======== Information supplied ========
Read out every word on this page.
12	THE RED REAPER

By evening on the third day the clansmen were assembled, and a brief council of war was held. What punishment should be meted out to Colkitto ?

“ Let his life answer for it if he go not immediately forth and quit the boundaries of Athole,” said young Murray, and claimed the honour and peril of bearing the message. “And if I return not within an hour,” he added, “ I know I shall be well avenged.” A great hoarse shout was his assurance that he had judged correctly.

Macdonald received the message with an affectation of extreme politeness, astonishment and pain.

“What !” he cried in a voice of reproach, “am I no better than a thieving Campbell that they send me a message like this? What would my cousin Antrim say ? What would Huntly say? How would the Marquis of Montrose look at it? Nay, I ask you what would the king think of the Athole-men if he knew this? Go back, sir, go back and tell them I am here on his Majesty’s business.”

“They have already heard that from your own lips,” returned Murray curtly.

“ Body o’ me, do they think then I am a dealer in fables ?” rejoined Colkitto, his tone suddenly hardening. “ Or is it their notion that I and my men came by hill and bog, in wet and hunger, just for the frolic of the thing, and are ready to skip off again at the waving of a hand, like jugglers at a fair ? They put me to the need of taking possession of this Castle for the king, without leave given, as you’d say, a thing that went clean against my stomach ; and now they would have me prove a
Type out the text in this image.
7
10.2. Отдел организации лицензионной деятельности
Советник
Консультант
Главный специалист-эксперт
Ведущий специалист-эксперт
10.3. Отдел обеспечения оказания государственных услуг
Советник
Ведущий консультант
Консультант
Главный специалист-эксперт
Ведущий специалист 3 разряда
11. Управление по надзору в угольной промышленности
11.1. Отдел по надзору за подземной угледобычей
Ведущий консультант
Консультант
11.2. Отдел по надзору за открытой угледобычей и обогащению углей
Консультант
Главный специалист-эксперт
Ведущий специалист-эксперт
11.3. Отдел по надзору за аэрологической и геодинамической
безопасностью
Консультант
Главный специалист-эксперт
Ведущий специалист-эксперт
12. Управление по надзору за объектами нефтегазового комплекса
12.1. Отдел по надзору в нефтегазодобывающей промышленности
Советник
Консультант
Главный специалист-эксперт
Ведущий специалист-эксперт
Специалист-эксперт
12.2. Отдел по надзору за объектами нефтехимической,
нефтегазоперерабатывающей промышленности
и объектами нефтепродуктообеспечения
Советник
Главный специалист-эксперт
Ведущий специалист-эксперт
========
_The request_.
Exactly as written above, please repeat the entries.

_Task response_.
Read out every word on this page.
12	THE RED REAPER

By evening on the third day the clansmen were assembled, and a brief council of war was held. What punishment should be meted out to Colkitto ?

“ Let his life answer for it if he go not immediately forth and quit the boundaries of Athole,” said young Murray, and claimed the honour and peril of bearing the message. “And if I return not within an hour,” he added, “ I know I shall be well avenged.” A great hoarse shout was his assurance that he had judged correctly.

Macdonald received the message with an affectation of extreme politeness, astonishment and pain.

“What !” he cried in a voice of reproach, “am I no better than a thieving Campbell that they send me a message like this? What would my cousin Antrim say ? What would Huntly say? How would the Marquis of Montrose look at it? Nay, I ask you what would the king think of the Athole-men if he knew this? Go back, sir, go back and tell them I am here on his Majesty’s business.”

“They have already heard that from your own lips,” returned Murray curtly.

“ Body o’ me, do they think then I am a dealer in fables ?” rejoined Colkitto, his tone suddenly hardening. “ Or is it their notion that I and my men came by hill and bog, in wet and hunger, just for the frolic of the thing, and are ready to skip off again at the waving of a hand, like jugglers at a fair ? They put me to the need of taking possession of this Castle for the king, without leave given, as you’d say, a thing that went clean against my stomach ; and now they would have me prove a
Type out the text in this image.
7
10.2. Отдел организации лицензионной деятельности
Советник
Консультант
Главный специалист-эксперт
Ведущий специалист-эксперт
10.3. Отдел обеспечения оказания государственных услуг
Советник
Ведущий консультант
Консультант
Главный специалист-эксперт
Ведущий специалист 3 разряда
11. Управление по надзору в угольной промышленности
11.1. Отдел по надзору за подземной угледобычей
Ведущий консультант
Консультант
11.2. Отдел по надзору за открытой угледобычей и обогащению углей
Консультант
Главный специалист-эксперт
Ведущий специалист-эксперт
11.3. Отдел по надзору за аэрологической и геодинамической
безопасностью
Консультант
Главный специалист-эксперт
Ведущий специалист-эксперт
12. Управление по надзору за объектами нефтегазового комплекса
12.1. Отдел по надзору в нефтегазодобывающей промышленности
Советник
Консультант
Главный специалист-эксперт
Ведущий специалист-эксперт
Специалист-эксперт
12.2. Отдел по надзору за объектами нефтехимической,
нефтегазоперерабатывающей промышленности
и объектами нефтепродуктообеспечения
Советник
Главный специалист-эксперт
Ведущий специалист-эксперт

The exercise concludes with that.